-- Data provided start --
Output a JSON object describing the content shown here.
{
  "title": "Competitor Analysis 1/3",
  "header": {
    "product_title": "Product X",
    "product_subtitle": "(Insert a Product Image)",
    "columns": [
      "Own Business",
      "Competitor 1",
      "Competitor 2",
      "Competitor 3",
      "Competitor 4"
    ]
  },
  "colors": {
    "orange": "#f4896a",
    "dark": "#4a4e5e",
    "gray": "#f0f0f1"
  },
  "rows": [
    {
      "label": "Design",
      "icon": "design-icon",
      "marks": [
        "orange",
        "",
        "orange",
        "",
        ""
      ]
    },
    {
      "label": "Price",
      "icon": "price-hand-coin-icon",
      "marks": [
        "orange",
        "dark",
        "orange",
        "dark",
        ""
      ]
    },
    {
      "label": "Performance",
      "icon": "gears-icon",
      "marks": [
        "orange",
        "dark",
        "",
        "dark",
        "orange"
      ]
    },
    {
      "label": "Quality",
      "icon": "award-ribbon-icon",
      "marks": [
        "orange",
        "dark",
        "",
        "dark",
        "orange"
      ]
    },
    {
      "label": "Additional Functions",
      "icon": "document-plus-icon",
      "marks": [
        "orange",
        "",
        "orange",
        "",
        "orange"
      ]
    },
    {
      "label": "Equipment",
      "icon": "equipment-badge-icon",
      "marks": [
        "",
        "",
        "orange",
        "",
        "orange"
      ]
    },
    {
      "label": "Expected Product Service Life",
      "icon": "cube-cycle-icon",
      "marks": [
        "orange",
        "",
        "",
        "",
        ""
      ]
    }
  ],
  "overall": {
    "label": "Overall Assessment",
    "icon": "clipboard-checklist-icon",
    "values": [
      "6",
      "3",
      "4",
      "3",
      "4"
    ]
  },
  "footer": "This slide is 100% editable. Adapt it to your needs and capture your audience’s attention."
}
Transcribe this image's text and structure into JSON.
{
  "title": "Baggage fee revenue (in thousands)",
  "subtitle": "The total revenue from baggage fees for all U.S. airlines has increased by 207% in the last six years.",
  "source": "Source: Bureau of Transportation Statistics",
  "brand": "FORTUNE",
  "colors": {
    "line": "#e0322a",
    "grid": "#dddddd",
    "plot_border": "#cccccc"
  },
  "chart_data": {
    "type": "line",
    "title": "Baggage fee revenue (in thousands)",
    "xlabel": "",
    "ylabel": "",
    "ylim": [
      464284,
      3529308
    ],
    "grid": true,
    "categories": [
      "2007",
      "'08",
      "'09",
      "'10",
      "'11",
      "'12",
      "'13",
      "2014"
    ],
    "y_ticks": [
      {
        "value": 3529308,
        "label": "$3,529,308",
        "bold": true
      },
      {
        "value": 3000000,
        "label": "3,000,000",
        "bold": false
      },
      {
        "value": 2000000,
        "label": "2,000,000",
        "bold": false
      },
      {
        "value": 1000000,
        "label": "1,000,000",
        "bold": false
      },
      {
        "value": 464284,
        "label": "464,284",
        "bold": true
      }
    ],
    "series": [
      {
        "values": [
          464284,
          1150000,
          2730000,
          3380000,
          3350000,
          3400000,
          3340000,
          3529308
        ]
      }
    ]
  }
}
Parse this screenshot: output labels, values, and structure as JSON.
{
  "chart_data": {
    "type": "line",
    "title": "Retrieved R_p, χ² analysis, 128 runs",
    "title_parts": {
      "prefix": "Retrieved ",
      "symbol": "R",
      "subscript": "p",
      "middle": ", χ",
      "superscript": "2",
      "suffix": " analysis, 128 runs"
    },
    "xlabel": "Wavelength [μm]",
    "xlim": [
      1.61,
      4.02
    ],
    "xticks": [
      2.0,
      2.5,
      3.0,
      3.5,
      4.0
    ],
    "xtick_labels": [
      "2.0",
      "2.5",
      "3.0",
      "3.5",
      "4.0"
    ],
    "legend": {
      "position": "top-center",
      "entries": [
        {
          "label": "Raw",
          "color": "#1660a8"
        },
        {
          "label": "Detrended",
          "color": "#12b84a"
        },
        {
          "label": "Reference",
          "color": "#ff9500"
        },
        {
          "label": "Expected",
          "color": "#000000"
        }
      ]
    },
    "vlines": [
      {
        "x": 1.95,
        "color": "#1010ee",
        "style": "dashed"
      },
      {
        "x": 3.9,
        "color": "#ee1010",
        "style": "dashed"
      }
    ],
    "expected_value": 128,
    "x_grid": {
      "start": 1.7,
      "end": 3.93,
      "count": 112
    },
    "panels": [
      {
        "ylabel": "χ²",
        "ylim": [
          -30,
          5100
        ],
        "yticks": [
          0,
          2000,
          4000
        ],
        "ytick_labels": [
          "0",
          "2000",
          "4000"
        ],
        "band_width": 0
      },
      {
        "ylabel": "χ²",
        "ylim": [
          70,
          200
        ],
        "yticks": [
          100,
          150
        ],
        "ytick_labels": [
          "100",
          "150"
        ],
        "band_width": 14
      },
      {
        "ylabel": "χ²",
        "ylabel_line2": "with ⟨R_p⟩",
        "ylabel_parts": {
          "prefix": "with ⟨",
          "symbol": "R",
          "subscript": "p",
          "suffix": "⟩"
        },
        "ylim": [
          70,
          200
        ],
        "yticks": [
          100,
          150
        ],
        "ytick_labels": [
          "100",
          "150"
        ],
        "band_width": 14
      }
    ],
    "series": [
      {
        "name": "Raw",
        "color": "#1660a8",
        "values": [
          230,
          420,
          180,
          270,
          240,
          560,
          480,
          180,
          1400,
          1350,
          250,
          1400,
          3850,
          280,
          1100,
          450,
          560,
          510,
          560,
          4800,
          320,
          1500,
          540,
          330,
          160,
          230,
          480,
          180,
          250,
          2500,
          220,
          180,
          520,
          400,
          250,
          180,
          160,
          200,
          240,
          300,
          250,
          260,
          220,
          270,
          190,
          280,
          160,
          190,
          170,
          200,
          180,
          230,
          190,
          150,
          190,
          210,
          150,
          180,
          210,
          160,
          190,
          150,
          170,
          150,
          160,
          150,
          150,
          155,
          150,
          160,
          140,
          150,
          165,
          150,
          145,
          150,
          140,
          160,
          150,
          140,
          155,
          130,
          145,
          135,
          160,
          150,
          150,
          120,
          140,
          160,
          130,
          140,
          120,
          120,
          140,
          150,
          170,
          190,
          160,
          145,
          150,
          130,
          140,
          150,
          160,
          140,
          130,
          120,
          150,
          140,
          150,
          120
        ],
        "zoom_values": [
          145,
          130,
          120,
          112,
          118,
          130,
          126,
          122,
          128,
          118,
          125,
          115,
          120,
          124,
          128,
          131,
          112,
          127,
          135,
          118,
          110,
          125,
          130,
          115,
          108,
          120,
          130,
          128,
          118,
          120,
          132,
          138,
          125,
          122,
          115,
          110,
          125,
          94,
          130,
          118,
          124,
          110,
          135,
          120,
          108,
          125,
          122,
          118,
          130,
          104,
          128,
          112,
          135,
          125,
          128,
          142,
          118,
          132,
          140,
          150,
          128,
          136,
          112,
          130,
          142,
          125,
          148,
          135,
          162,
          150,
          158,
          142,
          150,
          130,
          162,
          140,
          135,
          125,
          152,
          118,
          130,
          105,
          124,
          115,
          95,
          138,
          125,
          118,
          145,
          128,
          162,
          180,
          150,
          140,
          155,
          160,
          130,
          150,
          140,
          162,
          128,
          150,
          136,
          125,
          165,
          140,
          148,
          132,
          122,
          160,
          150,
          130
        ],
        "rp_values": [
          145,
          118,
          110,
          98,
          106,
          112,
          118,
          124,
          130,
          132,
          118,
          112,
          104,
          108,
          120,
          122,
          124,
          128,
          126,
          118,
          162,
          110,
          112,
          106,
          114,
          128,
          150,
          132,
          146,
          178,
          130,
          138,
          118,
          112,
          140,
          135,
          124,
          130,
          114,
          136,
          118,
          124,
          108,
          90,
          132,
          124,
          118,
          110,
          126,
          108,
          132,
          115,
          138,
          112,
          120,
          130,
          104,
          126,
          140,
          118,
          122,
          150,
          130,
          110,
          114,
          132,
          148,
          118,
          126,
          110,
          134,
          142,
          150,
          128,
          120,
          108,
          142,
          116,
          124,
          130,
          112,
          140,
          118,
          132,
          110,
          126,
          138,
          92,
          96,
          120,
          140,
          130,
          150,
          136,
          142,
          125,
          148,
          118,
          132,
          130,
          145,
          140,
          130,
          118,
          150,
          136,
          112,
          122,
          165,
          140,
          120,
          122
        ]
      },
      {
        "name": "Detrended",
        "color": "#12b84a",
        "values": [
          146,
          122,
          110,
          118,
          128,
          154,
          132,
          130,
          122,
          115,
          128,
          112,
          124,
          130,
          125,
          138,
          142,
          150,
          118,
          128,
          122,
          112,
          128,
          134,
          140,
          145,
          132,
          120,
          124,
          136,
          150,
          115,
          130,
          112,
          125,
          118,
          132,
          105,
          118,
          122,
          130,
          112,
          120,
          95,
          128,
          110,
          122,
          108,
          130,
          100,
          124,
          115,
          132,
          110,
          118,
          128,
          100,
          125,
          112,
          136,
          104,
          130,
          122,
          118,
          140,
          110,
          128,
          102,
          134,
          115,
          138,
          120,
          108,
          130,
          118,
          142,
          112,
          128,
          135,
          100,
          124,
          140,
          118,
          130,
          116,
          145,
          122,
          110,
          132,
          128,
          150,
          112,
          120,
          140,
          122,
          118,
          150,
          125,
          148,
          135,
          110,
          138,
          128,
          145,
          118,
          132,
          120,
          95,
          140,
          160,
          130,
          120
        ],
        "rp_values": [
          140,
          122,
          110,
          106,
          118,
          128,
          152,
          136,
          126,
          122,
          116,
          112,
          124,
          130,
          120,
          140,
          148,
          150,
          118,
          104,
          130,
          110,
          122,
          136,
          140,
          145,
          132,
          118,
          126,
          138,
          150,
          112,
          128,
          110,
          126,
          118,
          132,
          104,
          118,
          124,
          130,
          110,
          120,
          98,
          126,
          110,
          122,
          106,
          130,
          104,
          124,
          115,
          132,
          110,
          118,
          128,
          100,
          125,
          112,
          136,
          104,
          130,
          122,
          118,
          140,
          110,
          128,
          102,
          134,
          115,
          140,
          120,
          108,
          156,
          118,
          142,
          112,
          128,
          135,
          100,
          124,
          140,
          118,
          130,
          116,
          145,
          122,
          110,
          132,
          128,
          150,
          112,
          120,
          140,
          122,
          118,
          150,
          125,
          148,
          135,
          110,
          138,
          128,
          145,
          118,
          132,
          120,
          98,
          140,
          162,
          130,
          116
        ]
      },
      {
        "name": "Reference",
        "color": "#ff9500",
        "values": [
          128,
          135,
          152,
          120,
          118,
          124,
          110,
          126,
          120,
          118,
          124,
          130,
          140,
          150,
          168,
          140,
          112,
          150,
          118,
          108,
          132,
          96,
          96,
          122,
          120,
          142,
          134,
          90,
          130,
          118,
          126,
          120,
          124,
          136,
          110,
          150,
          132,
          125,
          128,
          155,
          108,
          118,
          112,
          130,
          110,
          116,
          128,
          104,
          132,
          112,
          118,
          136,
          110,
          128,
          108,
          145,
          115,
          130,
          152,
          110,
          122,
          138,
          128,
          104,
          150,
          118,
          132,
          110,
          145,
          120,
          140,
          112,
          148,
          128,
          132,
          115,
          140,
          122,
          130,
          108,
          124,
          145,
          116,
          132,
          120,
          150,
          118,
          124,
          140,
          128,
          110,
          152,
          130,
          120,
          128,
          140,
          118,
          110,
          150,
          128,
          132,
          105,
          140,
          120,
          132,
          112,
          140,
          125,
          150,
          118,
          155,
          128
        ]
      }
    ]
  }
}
-- Data provided end --
• [What this task involves]: Show, from the material above, each line that includes the string "runs".

• [Response to the task]:
    "title": "Retrieved R_p, χ² analysis, 128 runs",
      "suffix": " analysis, 128 runs"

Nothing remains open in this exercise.